TASK DIRECTIONS
List each line of the data in which the string "contains" appears.

---+---

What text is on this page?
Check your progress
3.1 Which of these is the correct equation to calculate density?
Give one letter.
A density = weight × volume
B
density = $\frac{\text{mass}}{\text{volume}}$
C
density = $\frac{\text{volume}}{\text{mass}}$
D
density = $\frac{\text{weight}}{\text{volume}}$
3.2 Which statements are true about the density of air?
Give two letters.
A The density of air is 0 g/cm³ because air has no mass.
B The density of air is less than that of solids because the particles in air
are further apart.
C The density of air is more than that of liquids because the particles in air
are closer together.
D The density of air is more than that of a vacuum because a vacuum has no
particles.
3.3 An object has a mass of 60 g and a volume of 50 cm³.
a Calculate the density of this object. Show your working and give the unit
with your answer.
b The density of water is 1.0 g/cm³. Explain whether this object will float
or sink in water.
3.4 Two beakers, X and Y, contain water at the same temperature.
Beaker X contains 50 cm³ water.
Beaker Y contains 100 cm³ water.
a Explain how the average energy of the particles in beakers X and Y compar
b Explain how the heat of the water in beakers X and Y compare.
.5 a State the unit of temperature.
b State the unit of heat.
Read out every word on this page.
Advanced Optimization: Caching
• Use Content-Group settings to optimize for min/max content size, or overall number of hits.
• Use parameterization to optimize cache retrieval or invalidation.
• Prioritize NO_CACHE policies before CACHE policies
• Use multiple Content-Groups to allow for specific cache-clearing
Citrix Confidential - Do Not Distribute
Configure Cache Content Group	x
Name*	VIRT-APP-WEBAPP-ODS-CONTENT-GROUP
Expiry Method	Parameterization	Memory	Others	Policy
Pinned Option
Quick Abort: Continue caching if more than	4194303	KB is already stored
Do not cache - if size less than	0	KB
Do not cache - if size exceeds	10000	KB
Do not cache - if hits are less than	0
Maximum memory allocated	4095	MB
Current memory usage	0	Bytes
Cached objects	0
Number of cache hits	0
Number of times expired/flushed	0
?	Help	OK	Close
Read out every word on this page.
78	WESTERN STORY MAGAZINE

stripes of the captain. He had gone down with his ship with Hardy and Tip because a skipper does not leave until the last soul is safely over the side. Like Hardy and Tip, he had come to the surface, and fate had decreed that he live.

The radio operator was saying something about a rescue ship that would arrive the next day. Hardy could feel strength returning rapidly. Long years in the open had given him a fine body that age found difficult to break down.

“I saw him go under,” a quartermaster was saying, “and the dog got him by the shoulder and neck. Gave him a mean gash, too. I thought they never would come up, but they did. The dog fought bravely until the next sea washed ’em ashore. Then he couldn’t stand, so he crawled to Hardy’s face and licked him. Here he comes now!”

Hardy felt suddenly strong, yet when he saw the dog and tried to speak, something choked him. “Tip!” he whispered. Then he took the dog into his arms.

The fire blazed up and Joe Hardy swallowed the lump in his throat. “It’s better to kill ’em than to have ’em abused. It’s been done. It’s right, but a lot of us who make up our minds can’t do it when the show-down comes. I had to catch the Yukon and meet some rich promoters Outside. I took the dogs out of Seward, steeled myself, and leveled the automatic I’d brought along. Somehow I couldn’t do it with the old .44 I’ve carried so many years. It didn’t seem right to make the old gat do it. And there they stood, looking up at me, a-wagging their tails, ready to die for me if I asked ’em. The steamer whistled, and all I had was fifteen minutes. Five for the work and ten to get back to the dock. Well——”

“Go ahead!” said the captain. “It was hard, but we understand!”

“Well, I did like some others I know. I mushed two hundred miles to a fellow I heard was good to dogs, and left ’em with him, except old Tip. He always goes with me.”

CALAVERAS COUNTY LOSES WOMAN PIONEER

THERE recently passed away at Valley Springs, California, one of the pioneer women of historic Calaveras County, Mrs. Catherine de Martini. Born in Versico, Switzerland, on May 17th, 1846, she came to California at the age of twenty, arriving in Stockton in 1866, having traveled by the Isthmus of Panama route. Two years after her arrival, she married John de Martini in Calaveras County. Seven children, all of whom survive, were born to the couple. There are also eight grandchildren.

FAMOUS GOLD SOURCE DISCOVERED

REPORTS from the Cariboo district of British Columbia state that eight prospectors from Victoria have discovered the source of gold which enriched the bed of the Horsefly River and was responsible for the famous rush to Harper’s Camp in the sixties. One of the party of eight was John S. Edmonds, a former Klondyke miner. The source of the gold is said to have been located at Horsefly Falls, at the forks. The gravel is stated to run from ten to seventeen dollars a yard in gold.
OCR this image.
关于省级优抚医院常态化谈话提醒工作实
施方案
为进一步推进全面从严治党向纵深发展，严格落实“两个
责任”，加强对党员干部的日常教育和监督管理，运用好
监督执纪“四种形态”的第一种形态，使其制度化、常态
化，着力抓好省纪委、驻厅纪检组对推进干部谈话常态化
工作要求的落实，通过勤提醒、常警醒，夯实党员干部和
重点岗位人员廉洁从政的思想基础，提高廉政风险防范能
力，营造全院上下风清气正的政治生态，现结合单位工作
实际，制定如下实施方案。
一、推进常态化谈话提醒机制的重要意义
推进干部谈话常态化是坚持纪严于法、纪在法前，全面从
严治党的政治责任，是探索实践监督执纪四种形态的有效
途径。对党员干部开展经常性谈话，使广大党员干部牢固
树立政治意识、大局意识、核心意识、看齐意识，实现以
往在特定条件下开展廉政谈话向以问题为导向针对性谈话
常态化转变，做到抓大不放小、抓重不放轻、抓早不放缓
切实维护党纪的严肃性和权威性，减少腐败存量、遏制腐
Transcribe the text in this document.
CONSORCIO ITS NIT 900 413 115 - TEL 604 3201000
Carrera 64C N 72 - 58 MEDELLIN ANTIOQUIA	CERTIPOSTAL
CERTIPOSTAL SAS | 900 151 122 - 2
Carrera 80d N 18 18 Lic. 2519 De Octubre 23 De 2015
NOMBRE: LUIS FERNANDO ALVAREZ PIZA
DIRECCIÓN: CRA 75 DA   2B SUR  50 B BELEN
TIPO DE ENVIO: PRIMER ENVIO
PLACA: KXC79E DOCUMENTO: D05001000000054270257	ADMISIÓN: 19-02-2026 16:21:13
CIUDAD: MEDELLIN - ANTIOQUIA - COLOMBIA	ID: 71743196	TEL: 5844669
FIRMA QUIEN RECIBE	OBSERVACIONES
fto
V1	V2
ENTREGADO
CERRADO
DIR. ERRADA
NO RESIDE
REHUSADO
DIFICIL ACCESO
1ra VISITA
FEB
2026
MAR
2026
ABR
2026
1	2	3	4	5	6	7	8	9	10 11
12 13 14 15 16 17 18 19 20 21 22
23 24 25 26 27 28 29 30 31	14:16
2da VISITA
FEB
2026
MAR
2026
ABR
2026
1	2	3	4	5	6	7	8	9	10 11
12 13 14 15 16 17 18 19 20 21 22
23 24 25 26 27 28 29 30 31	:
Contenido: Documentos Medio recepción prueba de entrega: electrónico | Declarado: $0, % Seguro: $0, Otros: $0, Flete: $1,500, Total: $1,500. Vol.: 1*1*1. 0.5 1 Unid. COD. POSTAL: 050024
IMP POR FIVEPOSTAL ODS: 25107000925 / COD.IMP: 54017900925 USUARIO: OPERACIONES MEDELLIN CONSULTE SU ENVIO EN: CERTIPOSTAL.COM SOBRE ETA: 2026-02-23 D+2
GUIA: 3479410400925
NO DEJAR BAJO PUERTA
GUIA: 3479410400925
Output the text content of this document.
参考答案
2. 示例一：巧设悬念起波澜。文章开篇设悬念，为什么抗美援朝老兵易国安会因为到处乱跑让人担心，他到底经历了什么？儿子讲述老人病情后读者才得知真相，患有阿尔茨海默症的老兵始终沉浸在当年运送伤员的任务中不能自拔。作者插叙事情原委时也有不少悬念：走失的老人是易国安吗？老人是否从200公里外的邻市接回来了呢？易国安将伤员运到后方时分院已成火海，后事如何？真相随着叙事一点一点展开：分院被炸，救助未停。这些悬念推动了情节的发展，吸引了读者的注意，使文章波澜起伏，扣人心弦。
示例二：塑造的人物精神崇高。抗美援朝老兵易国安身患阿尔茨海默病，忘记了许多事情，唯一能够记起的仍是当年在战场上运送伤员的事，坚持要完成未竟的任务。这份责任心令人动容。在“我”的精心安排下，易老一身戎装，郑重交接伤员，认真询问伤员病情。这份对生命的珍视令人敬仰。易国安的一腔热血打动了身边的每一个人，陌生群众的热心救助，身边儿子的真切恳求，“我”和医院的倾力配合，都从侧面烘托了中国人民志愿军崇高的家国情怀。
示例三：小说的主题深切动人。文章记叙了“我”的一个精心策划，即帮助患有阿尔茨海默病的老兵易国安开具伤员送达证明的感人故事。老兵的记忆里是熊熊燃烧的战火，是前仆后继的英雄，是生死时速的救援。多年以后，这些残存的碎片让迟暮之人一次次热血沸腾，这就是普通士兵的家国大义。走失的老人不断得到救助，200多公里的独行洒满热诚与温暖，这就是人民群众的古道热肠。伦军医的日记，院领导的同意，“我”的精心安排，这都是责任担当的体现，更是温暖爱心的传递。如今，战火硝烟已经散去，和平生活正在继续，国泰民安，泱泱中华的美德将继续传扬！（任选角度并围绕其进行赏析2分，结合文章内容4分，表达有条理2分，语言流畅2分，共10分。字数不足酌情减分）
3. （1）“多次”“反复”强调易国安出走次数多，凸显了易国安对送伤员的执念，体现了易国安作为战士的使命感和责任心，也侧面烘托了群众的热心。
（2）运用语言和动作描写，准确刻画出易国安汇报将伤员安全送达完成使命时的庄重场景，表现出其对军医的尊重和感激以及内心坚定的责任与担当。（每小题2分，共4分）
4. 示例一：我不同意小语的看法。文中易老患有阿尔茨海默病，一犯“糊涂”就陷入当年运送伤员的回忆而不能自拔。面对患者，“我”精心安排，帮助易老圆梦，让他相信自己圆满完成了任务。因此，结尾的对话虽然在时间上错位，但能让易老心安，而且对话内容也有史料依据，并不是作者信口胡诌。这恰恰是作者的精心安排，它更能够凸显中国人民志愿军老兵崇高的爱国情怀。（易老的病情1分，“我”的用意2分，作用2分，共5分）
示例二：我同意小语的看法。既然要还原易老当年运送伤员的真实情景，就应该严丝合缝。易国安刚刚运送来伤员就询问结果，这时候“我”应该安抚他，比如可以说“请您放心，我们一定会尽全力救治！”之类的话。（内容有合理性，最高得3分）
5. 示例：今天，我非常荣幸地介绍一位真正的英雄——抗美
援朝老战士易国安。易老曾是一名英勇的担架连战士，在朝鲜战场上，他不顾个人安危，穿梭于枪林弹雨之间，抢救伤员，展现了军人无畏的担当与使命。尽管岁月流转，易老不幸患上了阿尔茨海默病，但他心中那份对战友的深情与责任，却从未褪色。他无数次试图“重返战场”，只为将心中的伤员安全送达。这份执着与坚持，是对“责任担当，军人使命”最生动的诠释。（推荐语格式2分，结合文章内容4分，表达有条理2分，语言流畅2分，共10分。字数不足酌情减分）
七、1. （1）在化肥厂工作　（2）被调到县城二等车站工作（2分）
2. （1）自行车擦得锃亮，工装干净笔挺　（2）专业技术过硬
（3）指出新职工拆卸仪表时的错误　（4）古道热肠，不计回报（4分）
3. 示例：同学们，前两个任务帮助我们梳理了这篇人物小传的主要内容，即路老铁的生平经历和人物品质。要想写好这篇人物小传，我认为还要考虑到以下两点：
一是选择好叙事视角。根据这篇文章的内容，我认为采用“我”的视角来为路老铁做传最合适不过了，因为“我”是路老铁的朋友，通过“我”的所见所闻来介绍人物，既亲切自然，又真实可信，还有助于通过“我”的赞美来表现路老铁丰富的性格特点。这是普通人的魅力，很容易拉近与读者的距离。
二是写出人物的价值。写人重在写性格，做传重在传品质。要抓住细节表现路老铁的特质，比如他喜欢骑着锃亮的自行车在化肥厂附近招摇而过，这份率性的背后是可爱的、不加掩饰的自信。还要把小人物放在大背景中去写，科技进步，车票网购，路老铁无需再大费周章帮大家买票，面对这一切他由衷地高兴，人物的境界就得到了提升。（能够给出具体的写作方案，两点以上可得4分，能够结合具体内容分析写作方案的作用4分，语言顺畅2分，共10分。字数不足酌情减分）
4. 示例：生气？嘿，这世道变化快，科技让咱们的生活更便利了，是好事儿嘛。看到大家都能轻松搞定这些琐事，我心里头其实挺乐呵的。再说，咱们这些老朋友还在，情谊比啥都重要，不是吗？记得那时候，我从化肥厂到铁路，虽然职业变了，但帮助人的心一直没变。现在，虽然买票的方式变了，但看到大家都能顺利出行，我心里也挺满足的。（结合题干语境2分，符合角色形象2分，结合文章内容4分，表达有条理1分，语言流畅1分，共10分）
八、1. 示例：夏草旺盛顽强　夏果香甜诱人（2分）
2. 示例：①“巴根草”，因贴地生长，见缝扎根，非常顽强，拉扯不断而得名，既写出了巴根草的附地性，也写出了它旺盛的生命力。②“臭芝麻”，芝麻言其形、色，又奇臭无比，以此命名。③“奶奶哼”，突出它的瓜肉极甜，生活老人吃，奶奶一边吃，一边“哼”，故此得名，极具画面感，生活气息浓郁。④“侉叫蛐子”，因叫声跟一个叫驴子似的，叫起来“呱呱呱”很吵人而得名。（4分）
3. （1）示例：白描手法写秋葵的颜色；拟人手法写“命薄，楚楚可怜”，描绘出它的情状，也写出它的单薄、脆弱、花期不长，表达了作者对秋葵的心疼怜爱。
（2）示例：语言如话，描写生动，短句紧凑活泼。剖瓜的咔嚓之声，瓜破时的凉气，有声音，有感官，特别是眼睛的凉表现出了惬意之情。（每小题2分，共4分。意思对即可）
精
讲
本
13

---+---

RESULT
Beaker X contains 50 cm³ water.
Beaker Y contains 100 cm³ water.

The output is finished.